Zu bearbeitende Aufgaben:
**1.** Schreiben Sie aus dem Interview zum Ehrenamt den Teil von „Constanze M., was“ bis „meinen Einsatz gefunden.“ wortgetreu ab.
**2.** Führen Sie das Interview zum Ehrenamt im Anschluss an seinen letzten Satz weiter.

Ausgangstext:
* * * * * * *
Constanze M., was machen Sie in Ihrem Ehrenamt?
Ich engagiere mich seit rund einem Jahr im Freundeskreis Wohnungslosenhilfe. Über den Sozialführerschein 2025 und die Ehrenamtsbörse habe ich meinen Einsatz gefunden.
Konkret unterstütze ich beim Fahrdienst, zum Beispiel beim Einkaufen für Menschen im betreuten Wohnen. Im Winter bin ich meist sonntags im Einsatz, im Sommer alle 14 Tage.
Wie sind Sie zu diesem Ehrenamt gekommen?
Ursprünglich wollte ich mich in der Suchthilfe engagieren, dort ist ein Ehrenamt jedoch nicht möglich. Über die Ehrenamtsbörse bin ich dann zur Wohnungslosenhilfe gekommen. Der Einstieg war gut begleitet, sodass mir der Start leichtfiel.
* * * * * * *
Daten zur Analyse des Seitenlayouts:

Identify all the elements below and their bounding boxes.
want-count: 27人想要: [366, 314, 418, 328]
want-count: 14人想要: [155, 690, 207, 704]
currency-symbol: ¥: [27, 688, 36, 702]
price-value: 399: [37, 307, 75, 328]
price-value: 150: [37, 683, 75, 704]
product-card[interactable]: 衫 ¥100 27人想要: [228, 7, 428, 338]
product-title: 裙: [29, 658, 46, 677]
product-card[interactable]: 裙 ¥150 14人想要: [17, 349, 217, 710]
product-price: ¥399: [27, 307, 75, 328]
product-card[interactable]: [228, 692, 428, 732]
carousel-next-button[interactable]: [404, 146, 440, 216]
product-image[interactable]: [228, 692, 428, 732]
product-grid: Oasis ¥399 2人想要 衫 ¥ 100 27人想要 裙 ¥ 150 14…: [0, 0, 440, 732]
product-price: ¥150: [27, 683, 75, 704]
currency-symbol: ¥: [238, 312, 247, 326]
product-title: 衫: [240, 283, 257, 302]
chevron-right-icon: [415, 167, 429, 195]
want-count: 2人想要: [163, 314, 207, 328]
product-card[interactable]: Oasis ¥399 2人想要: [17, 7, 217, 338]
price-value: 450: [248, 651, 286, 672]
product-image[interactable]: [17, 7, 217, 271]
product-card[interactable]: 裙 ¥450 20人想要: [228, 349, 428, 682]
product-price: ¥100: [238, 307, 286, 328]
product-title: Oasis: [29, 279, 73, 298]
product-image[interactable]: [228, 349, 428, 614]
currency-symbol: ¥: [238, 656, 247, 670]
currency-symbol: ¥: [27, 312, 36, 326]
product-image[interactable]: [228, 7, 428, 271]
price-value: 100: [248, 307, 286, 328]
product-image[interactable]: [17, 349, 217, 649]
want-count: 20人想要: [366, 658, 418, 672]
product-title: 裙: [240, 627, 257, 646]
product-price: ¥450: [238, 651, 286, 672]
* * * * * * *
Lösungen der Aufgaben:
**1.**
Constanze M., was machen Sie in Ihrem Ehrenamt?
Ich engagiere mich seit rund einem Jahr im Freundeskreis Wohnungslosenhilfe. Über den Sozialführerschein 2025 und die Ehrenamtsbörse habe ich meinen Einsatz gefunden.

**2.**
Was hat Sie besonders überrascht?
Viele Menschen haben ganz andere Lebensgeschichten, als man vermutet. Wohnungslosigkeit kann jede*n treffen. Besonders berührend ist die Wertschätzung - wenn jemand einen mit Namen kennt oder sich bedankt, bedeutet das sehr viel.
Was würden Sie anderen sagen, die überlegen, sich zu engagieren?
Offen und ohne Vorurteile herangehen. Man erhält oft mehr zurück, als man gibt.